• [Consigne] Poursuivez l'extrait sur la crainte de nouveaux attentats au Liban à partir de sa dernière phrase.

• [Extrait fourni]
──────────

À l’heure où le dialogue entre le Hezbollah et le courant du Futur avance dans le but supposé de décrisper la situation et d’éviter tout dérapage, au moment où le Tribunal spécial pour le Liban poursuit ses travaux pour faire la lumière sur l’attentat qui a coûté la vie à Rafic Hariri, Bassel Fleyhane, leurs compagnons et plusieurs victimes innocentes, et où la communauté internationale répète à longueur de journée, par le biais de ses représentants au Liban, qu’il existe un « parapluie sécuritaire » protégeant le pays, la crainte de nouveaux attentats visant des personnalités politiques refait pourtant surface. Et il ne s’agit pas, cette fois, de ces spéculations véhiculées par une certaine presse pour terroriser le camp adverse, mais d’informations sécuritaires de la plus haute importance émanant de parties responsables.

──────────

• [Entrées du jeu de données de mise en page]
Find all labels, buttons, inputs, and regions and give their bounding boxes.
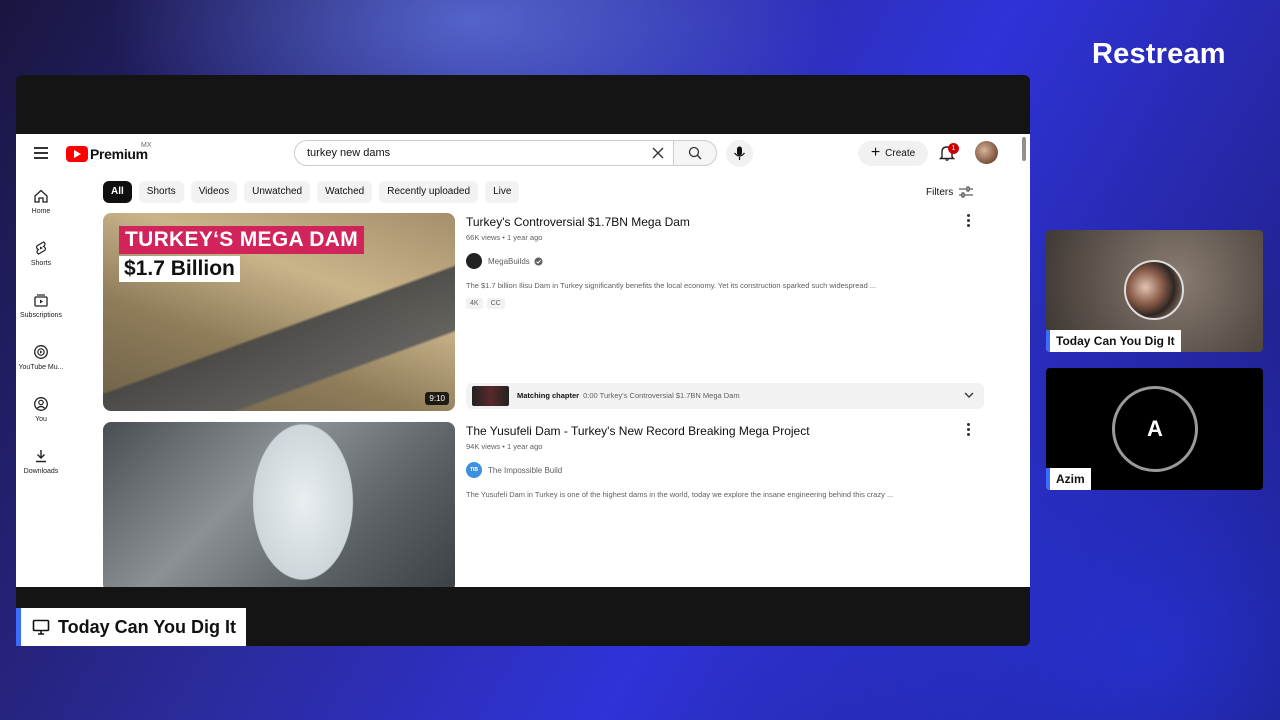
search-button[interactable] <box>673 140 717 166</box>
channel-link[interactable]: TIB The Impossible Build <box>466 462 562 478</box>
video-badges: 4K CC <box>466 298 509 309</box>
channel-avatar[interactable]: TIB <box>466 462 482 478</box>
chip-live[interactable]: Live <box>485 181 520 203</box>
more-options-icon[interactable] <box>967 423 971 438</box>
sidebar-item-downloads[interactable]: Downloads <box>16 448 66 475</box>
chevron-down-icon[interactable] <box>964 391 974 399</box>
country-code: MX <box>141 142 152 149</box>
verified-icon <box>534 257 543 265</box>
menu-icon[interactable] <box>34 147 48 159</box>
chip-watched[interactable]: Watched <box>317 181 373 203</box>
participant-tile[interactable]: A Azim <box>1046 368 1263 490</box>
shared-screen: Premium MX + Create 1 Home <box>16 134 1030 587</box>
chip-unwatched[interactable]: Unwatched <box>244 181 311 203</box>
microphone-icon <box>734 146 745 160</box>
badge-4k: 4K <box>466 298 483 309</box>
sidebar-label: Shorts <box>30 260 52 267</box>
subscriptions-icon <box>34 294 48 307</box>
create-button[interactable]: + Create <box>858 141 928 166</box>
sidebar-label: Home <box>31 208 51 215</box>
chapter-label: Matching chapter <box>517 391 580 400</box>
scrollbar[interactable] <box>1022 137 1026 161</box>
badge-cc: CC <box>486 298 505 309</box>
sidebar-item-you[interactable]: You <box>16 396 66 423</box>
sidebar-label: Downloads <box>23 468 59 475</box>
sidebar-item-shorts[interactable]: Shorts <box>16 240 66 267</box>
video-thumbnail[interactable]: TURKEY‘S MEGA DAM $1.7 Billion 9:10 <box>103 213 455 411</box>
channel-link[interactable]: MegaBuilds <box>466 253 543 269</box>
plus-icon: + <box>870 143 881 161</box>
channel-avatar[interactable] <box>466 253 482 269</box>
screen-share-label: Today Can You Dig It <box>16 608 247 646</box>
sidebar-item-subscriptions[interactable]: Subscriptions <box>16 292 66 319</box>
sidebar-label: You <box>35 416 47 423</box>
participant-initial-avatar: A <box>1112 386 1198 472</box>
search-box[interactable] <box>294 140 674 166</box>
youtube-play-icon <box>66 146 88 162</box>
more-options-icon[interactable] <box>967 214 971 229</box>
chapter-thumbnail <box>472 386 509 406</box>
filters-label: Filters <box>926 186 954 198</box>
video-meta: 94K views • 1 year ago <box>466 442 543 451</box>
chapter-text: 0:00 Turkey's Controversial $1.7BN Mega … <box>583 391 740 400</box>
sidebar-label: Subscriptions <box>19 312 63 319</box>
thumbnail-subtitle: $1.7 Billion <box>119 256 240 282</box>
chip-videos[interactable]: Videos <box>190 181 238 203</box>
voice-search-button[interactable] <box>726 140 753 167</box>
filter-chips: All Shorts Videos Unwatched Watched Rece… <box>103 181 526 203</box>
participant-name: Azim <box>1046 468 1091 490</box>
filter-sliders-icon <box>959 186 974 198</box>
chip-shorts[interactable]: Shorts <box>138 181 184 203</box>
video-title[interactable]: Turkey's Controversial $1.7BN Mega Dam <box>466 215 690 229</box>
video-title[interactable]: The Yusufeli Dam - Turkey's New Record B… <box>466 424 810 438</box>
filters-button[interactable]: Filters <box>926 186 974 198</box>
youtube-music-icon <box>34 345 48 359</box>
youtube-header: Premium MX + Create 1 <box>16 134 1030 174</box>
download-icon <box>36 450 46 463</box>
participant-avatar <box>1124 260 1184 320</box>
create-label: Create <box>885 148 916 159</box>
participant-tile[interactable]: Today Can You Dig It <box>1046 230 1263 352</box>
video-meta: 66K views • 1 year ago <box>466 233 543 242</box>
monitor-icon <box>32 619 50 635</box>
home-icon <box>34 189 48 203</box>
chip-all[interactable]: All <box>103 181 132 203</box>
screen-share-name: Today Can You Dig It <box>58 616 237 637</box>
restream-logo: Restream <box>1092 38 1226 70</box>
main-stage: Premium MX + Create 1 Home <box>16 75 1030 646</box>
sidebar-item-youtube-music[interactable]: YouTube Mu... <box>16 344 66 371</box>
you-icon <box>34 397 48 411</box>
search-icon <box>688 146 702 160</box>
search-input[interactable] <box>305 146 639 160</box>
video-duration: 9:10 <box>425 392 449 405</box>
avatar[interactable] <box>975 141 998 164</box>
participant-name: Today Can You Dig It <box>1046 330 1181 352</box>
matching-chapter[interactable]: Matching chapter 0:00 Turkey's Controvers… <box>466 383 984 409</box>
youtube-logo[interactable]: Premium MX <box>66 142 152 162</box>
video-description: The Yusufeli Dam in Turkey is one of the… <box>466 490 894 499</box>
logo-text: Premium <box>90 146 148 162</box>
chip-recently-uploaded[interactable]: Recently uploaded <box>379 181 479 203</box>
video-description: The $1.7 billion Ilisu Dam in Turkey sig… <box>466 281 877 290</box>
channel-name: MegaBuilds <box>488 256 530 266</box>
notification-badge: 1 <box>948 143 959 154</box>
thumbnail-title: TURKEY‘S MEGA DAM <box>119 226 364 254</box>
channel-name: The Impossible Build <box>488 465 563 475</box>
shorts-icon <box>35 241 47 255</box>
sidebar-item-home[interactable]: Home <box>16 188 66 215</box>
sidebar-label: YouTube Mu... <box>18 364 64 371</box>
video-thumbnail[interactable] <box>103 422 455 587</box>
close-icon[interactable] <box>651 146 665 160</box>
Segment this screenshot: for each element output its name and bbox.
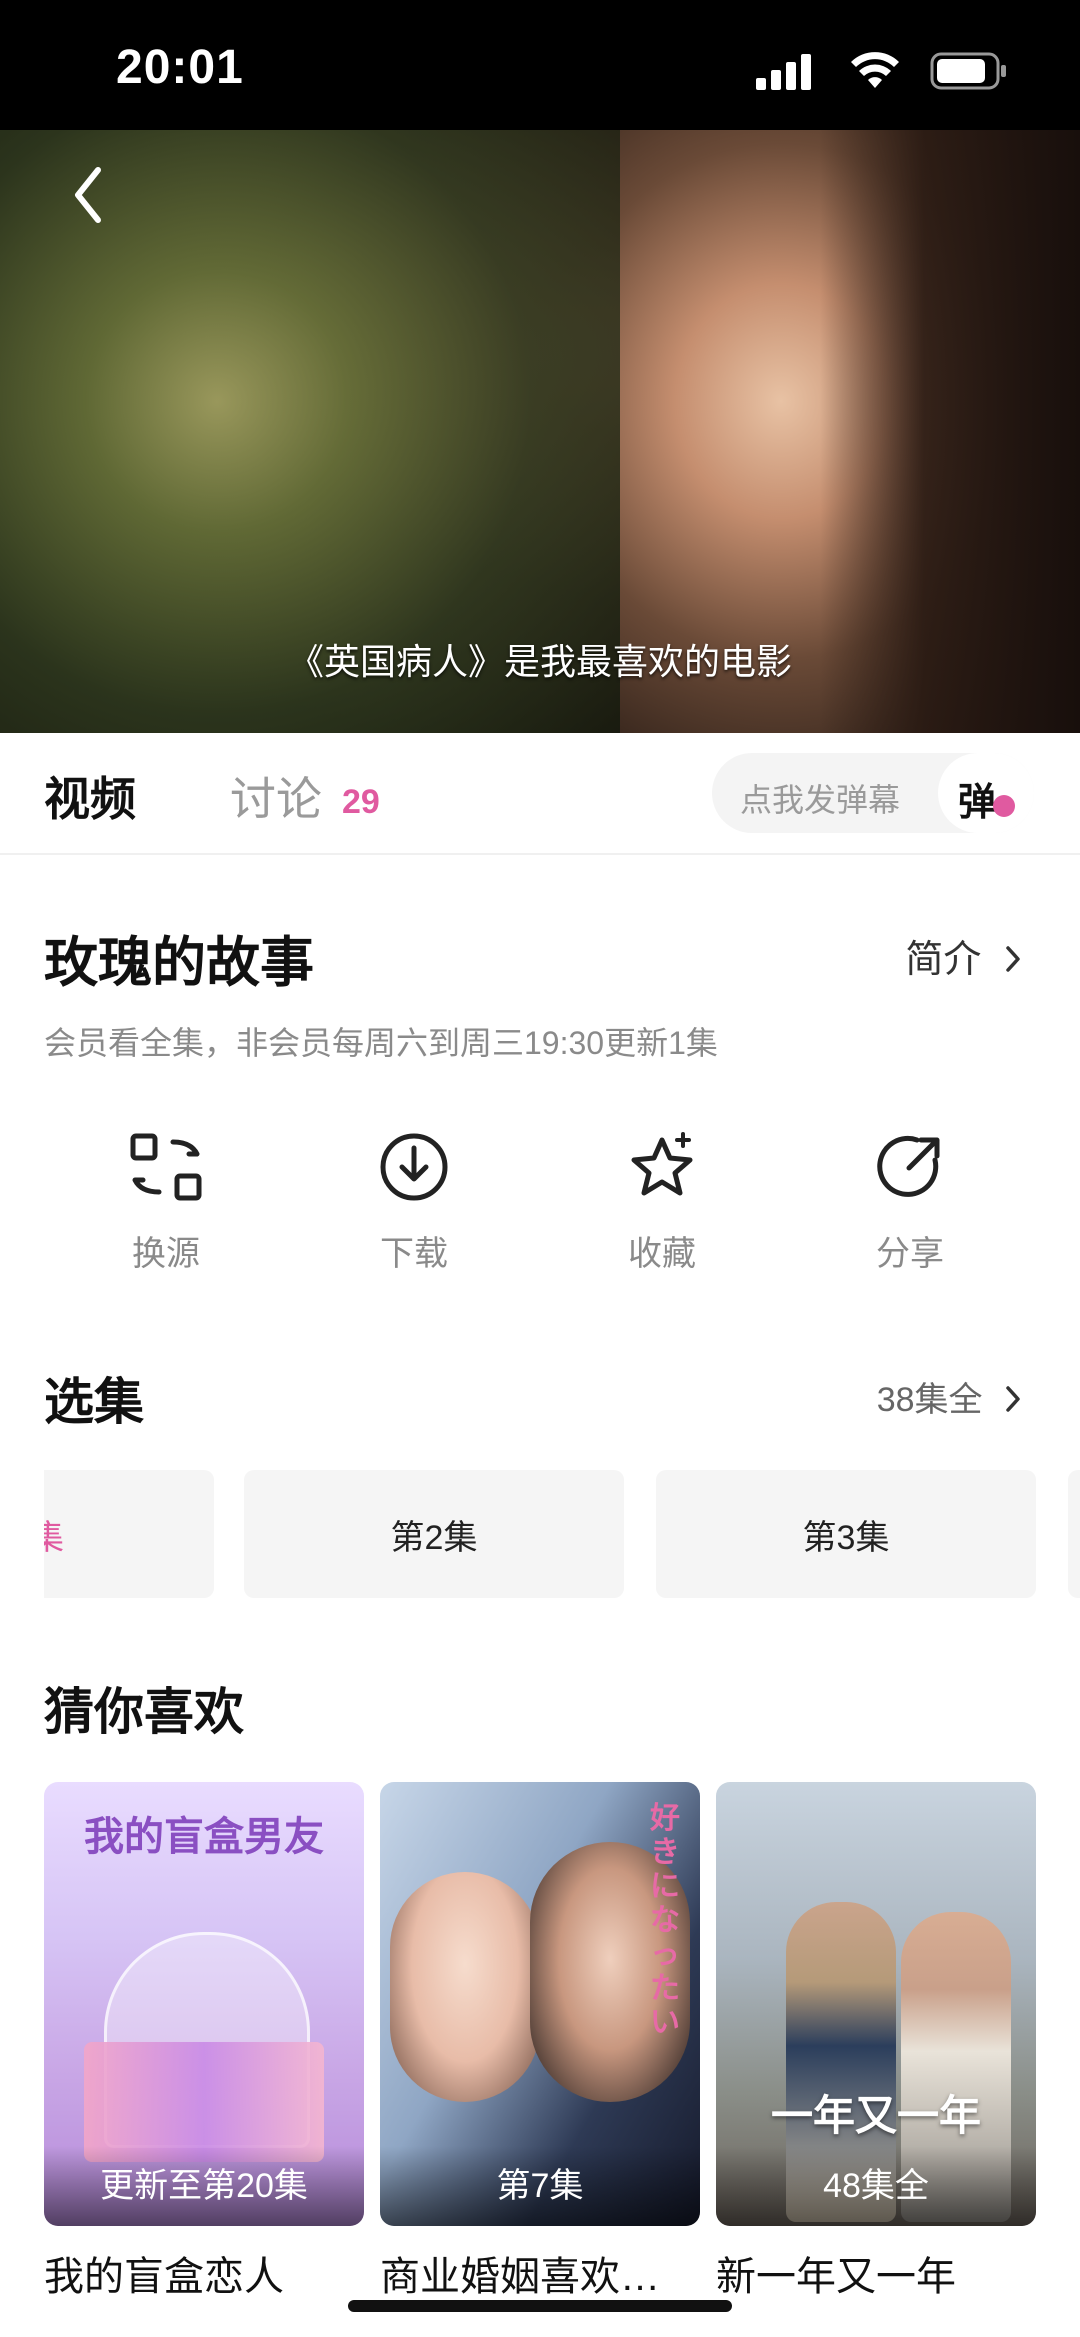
danmaku-toggle-label: 弹 bbox=[958, 782, 997, 824]
recommend-title: 新一年又一年 bbox=[716, 2255, 956, 2299]
episodes-more-link[interactable]: 38集全 bbox=[877, 1372, 1024, 1421]
poster-decoration bbox=[84, 2042, 324, 2162]
share-icon bbox=[877, 1135, 940, 1197]
discussion-count-badge: 29 bbox=[342, 783, 380, 821]
content-tabs: 视频 讨论 29 点我发弹幕 弹 bbox=[0, 733, 1080, 855]
home-indicator[interactable] bbox=[348, 2300, 732, 2312]
download-icon bbox=[380, 1133, 448, 1201]
episode-item[interactable]: 第2集 bbox=[244, 1470, 624, 1598]
episode-label: 集 bbox=[44, 1518, 64, 1557]
switch-source-icon bbox=[130, 1133, 202, 1201]
episode-item[interactable] bbox=[1068, 1470, 1080, 1598]
episode-item[interactable]: 第3集 bbox=[656, 1470, 1036, 1598]
poster-caption: 更新至第20集 bbox=[44, 2146, 364, 2226]
poster-caption: 48集全 bbox=[716, 2146, 1036, 2226]
chevron-right-icon bbox=[1006, 1386, 1020, 1412]
battery-icon bbox=[930, 52, 1006, 90]
show-schedule-info: 会员看全集，非会员每周六到周三19:30更新1集 bbox=[44, 1025, 718, 1061]
back-arrow-icon[interactable] bbox=[68, 160, 108, 230]
episodes-section-title: 选集 bbox=[44, 1374, 144, 1430]
poster-title-art: 一年又一年 bbox=[770, 2092, 981, 2139]
danmaku-check-icon bbox=[993, 795, 1015, 817]
wifi-icon bbox=[851, 52, 899, 88]
episode-label: 第2集 bbox=[390, 1518, 478, 1557]
intro-link[interactable]: 简介 bbox=[905, 928, 1024, 983]
video-player[interactable]: 《英国病人》是我最喜欢的电影 bbox=[0, 130, 1080, 733]
cellular-signal-icon bbox=[756, 54, 811, 90]
episode-label: 第3集 bbox=[802, 1518, 890, 1557]
poster-title-art: 我的盲盒男友 bbox=[84, 1815, 324, 1859]
show-title: 玫瑰的故事 bbox=[44, 933, 314, 993]
recommend-section-title: 猜你喜欢 bbox=[44, 1684, 244, 1740]
recommend-poster[interactable]: 我的盲盒男友 更新至第20集 bbox=[44, 1782, 364, 2226]
recommend-title: 我的盲盒恋人 bbox=[44, 2255, 284, 2299]
recommend-title: 商业婚姻喜欢… bbox=[380, 2255, 660, 2299]
tab-video[interactable]: 视频 bbox=[44, 763, 136, 829]
video-subtitle: 《英国病人》是我最喜欢的电影 bbox=[287, 641, 792, 682]
poster-title-art: 好きになったい bbox=[650, 1802, 680, 2039]
episode-list[interactable]: 集 第2集 第3集 bbox=[44, 1470, 1080, 1598]
intro-label: 简介 bbox=[905, 939, 982, 981]
recommend-poster[interactable]: 好きになったい 第7集 bbox=[380, 1782, 700, 2226]
favorite-button[interactable]: 收藏 bbox=[562, 1130, 762, 1275]
favorite-star-icon bbox=[631, 1132, 693, 1196]
share-button[interactable]: 分享 bbox=[810, 1130, 1010, 1275]
poster-face bbox=[390, 1872, 540, 2102]
switch-source-label: 换源 bbox=[132, 1235, 200, 1273]
episodes-count-label: 38集全 bbox=[876, 1381, 983, 1419]
tab-discussion[interactable]: 讨论 bbox=[230, 763, 322, 829]
download-label: 下载 bbox=[380, 1235, 448, 1273]
chevron-right-icon bbox=[1006, 946, 1020, 972]
status-bar: 20:01 bbox=[0, 0, 1080, 130]
status-time: 20:01 bbox=[116, 41, 244, 94]
poster-caption: 第7集 bbox=[380, 2146, 700, 2226]
danmaku-input[interactable]: 点我发弹幕 弹 bbox=[712, 753, 1034, 833]
danmaku-placeholder: 点我发弹幕 bbox=[740, 782, 901, 818]
action-bar: 换源 下载 收藏 分享 bbox=[0, 1130, 1080, 1300]
download-button[interactable]: 下载 bbox=[314, 1130, 514, 1275]
danmaku-toggle-button[interactable]: 弹 bbox=[938, 753, 1034, 833]
episode-item[interactable]: 集 bbox=[44, 1470, 214, 1598]
recommend-poster[interactable]: 一年又一年 48集全 bbox=[716, 1782, 1036, 2226]
favorite-label: 收藏 bbox=[628, 1235, 696, 1273]
recommend-list: 我的盲盒男友 更新至第20集 我的盲盒恋人 好きになったい 第7集 商业婚姻喜欢… bbox=[44, 1782, 1080, 2302]
switch-source-button[interactable]: 换源 bbox=[66, 1130, 266, 1275]
share-label: 分享 bbox=[876, 1235, 944, 1273]
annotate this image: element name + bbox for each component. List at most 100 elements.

──────────

• [Réponse]
Sur base d’un rapport sécuritaire établi par des services de sécurité compétents, le ministre de l’Intérieur, Nouhad Machnouk, a ainsi contacté hier quatre personnalités politiques pour les informer de données faisant état de tentatives d’assassinat en préparation contre elles. Il s’agit des ministres de la Justice, Achraf Rifi, et de la Santé, Waël Bou Faour, ainsi que des députés du bloc du Futur Ahmad Fatfat (Denniyé) et Mouïn Merhebi (Akkar) – une information vérifiée par L’Orient-Le Jour hier soir.
Selon les informations disponibles, « le régime syrien » projetterait en effet de se livrer à des tentatives d’assassinat contre ces quatre pôles, qui ont tous pris position en faveur de la révolution syrienne depuis 2011, et qui ont plus d’une fois critiqué les massacres commis par Bachar el-Assad contre le peuple syrien, affirme une source bien informée et concernée de près par cette affaire. Leur « crime » serait ainsi de « s’être ingérés » dans la crise syrienne.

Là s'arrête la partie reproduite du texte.